INPUT ROWS
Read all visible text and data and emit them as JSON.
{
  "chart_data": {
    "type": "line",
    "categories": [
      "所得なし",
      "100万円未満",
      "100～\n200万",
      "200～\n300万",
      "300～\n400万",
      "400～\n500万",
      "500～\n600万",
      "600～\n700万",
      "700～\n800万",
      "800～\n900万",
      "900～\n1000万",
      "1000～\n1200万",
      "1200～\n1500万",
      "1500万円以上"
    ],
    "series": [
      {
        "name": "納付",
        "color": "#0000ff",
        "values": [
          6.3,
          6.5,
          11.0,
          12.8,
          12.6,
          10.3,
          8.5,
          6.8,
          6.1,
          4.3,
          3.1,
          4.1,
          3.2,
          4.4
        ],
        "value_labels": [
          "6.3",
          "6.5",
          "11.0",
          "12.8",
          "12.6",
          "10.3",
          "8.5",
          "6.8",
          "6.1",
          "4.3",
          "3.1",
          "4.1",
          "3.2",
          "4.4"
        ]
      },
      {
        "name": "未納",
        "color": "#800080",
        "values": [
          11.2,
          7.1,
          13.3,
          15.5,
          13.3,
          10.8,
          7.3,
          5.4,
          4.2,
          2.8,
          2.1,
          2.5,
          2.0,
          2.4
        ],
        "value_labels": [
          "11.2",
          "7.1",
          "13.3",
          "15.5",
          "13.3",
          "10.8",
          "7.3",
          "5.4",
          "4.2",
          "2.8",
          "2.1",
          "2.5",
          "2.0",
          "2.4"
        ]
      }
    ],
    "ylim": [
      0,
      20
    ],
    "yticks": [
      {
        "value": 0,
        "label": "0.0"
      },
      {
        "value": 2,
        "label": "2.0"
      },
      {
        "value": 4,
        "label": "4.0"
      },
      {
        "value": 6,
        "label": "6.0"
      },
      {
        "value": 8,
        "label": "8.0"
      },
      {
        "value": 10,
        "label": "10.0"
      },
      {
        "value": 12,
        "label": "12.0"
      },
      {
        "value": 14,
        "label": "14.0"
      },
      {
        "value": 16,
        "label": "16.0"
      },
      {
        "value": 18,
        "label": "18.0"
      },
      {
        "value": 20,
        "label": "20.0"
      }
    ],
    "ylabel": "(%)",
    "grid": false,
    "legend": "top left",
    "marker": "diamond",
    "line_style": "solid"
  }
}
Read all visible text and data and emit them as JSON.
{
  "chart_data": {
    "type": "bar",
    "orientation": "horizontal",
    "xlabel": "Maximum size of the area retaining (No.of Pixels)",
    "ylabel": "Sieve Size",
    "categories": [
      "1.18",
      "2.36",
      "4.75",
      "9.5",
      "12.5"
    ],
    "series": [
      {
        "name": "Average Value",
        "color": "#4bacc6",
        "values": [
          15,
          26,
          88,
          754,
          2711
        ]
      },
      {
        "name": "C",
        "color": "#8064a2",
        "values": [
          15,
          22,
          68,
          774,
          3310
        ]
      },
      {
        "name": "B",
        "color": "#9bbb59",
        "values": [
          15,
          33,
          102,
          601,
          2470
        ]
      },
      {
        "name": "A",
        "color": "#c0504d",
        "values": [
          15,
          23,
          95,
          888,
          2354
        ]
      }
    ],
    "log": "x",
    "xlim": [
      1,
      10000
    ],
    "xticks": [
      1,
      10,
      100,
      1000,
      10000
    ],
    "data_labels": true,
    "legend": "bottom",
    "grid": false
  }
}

TASK
Extract each record, keeping it identical to the original.

RESULT FOR THIS TASK
Read all visible text and data and emit them as JSON.
{
  "chart_data": {
    "type": "line",
    "categories": [
      "所得なし",
      "100万円未満",
      "100～\n200万",
      "200～\n300万",
      "300～\n400万",
      "400～\n500万",
      "500～\n600万",
      "600～\n700万",
      "700～\n800万",
      "800～\n900万",
      "900～\n1000万",
      "1000～\n1200万",
      "1200～\n1500万",
      "1500万円以上"
    ],
    "series": [
      {
        "name": "納付",
        "color": "#0000ff",
        "values": [
          6.3,
          6.5,
          11.0,
          12.8,
          12.6,
          10.3,
          8.5,
          6.8,
          6.1,
          4.3,
          3.1,
          4.1,
          3.2,
          4.4
        ],
        "value_labels": [
          "6.3",
          "6.5",
          "11.0",
          "12.8",
          "12.6",
          "10.3",
          "8.5",
          "6.8",
          "6.1",
          "4.3",
          "3.1",
          "4.1",
          "3.2",
          "4.4"
        ]
      },
      {
        "name": "未納",
        "color": "#800080",
        "values": [
          11.2,
          7.1,
          13.3,
          15.5,
          13.3,
          10.8,
          7.3,
          5.4,
          4.2,
          2.8,
          2.1,
          2.5,
          2.0,
          2.4
        ],
        "value_labels": [
          "11.2",
          "7.1",
          "13.3",
          "15.5",
          "13.3",
          "10.8",
          "7.3",
          "5.4",
          "4.2",
          "2.8",
          "2.1",
          "2.5",
          "2.0",
          "2.4"
        ]
      }
    ],
    "ylim": [
      0,
      20
    ],
    "yticks": [
      {
        "value": 0,
        "label": "0.0"
      },
      {
        "value": 2,
        "label": "2.0"
      },
      {
        "value": 4,
        "label": "4.0"
      },
      {
        "value": 6,
        "label": "6.0"
      },
      {
        "value": 8,
        "label": "8.0"
      },
      {
        "value": 10,
        "label": "10.0"
      },
      {
        "value": 12,
        "label": "12.0"
      },
      {
        "value": 14,
        "label": "14.0"
      },
      {
        "value": 16,
        "label": "16.0"
      },
      {
        "value": 18,
        "label": "18.0"
      },
      {
        "value": 20,
        "label": "20.0"
      }
    ],
    "ylabel": "(%)",
    "grid": false,
    "legend": "top left",
    "marker": "diamond",
    "line_style": "solid"
  }
}
Read all visible text and data and emit them as JSON.
{
  "chart_data": {
    "type": "bar",
    "orientation": "horizontal",
    "xlabel": "Maximum size of the area retaining (No.of Pixels)",
    "ylabel": "Sieve Size",
    "categories": [
      "1.18",
      "2.36",
      "4.75",
      "9.5",
      "12.5"
    ],
    "series": [
      {
        "name": "Average Value",
        "color": "#4bacc6",
        "values": [
          15,
          26,
          88,
          754,
          2711
        ]
      },
      {
        "name": "C",
        "color": "#8064a2",
        "values": [
          15,
          22,
          68,
          774,
          3310
        ]
      },
      {
        "name": "B",
        "color": "#9bbb59",
        "values": [
          15,
          33,
          102,
          601,
          2470
        ]
      },
      {
        "name": "A",
        "color": "#c0504d",
        "values": [
          15,
          23,
          95,
          888,
          2354
        ]
      }
    ],
    "log": "x",
    "xlim": [
      1,
      10000
    ],
    "xticks": [
      1,
      10,
      100,
      1000,
      10000
    ],
    "data_labels": true,
    "legend": "bottom",
    "grid": false
  }
}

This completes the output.